◆ **PROBLEM**
Each line that holds the word "不属于内环境" counts once; report the total and nothing else.
[Start RECORDS SUPPLIED]
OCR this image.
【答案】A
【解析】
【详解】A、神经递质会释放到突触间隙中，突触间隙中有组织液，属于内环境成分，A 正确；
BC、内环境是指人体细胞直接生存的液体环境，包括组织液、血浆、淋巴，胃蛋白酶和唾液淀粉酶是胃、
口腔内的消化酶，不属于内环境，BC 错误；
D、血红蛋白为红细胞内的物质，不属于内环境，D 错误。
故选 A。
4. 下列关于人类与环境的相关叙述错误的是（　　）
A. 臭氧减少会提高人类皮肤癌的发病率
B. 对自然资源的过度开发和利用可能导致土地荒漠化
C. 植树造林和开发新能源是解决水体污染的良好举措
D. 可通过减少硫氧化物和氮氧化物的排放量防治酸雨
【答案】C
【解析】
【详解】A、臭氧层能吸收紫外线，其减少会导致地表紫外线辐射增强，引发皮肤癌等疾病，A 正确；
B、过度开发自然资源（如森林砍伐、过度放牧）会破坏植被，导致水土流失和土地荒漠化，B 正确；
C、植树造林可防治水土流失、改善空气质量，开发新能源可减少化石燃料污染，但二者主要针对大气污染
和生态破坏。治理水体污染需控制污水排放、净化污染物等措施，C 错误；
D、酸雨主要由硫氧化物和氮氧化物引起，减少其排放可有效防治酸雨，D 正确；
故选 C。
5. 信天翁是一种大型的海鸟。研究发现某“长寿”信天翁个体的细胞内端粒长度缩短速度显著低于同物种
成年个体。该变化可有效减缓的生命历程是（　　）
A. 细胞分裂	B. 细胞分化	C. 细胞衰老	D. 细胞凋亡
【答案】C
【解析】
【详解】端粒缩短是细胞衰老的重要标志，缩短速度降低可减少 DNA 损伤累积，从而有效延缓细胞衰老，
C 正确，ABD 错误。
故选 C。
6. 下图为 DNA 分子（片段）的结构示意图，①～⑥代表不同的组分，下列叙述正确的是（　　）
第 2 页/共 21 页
[End RECORDS SUPPLIED]
◆ **THE RESPONSE**
2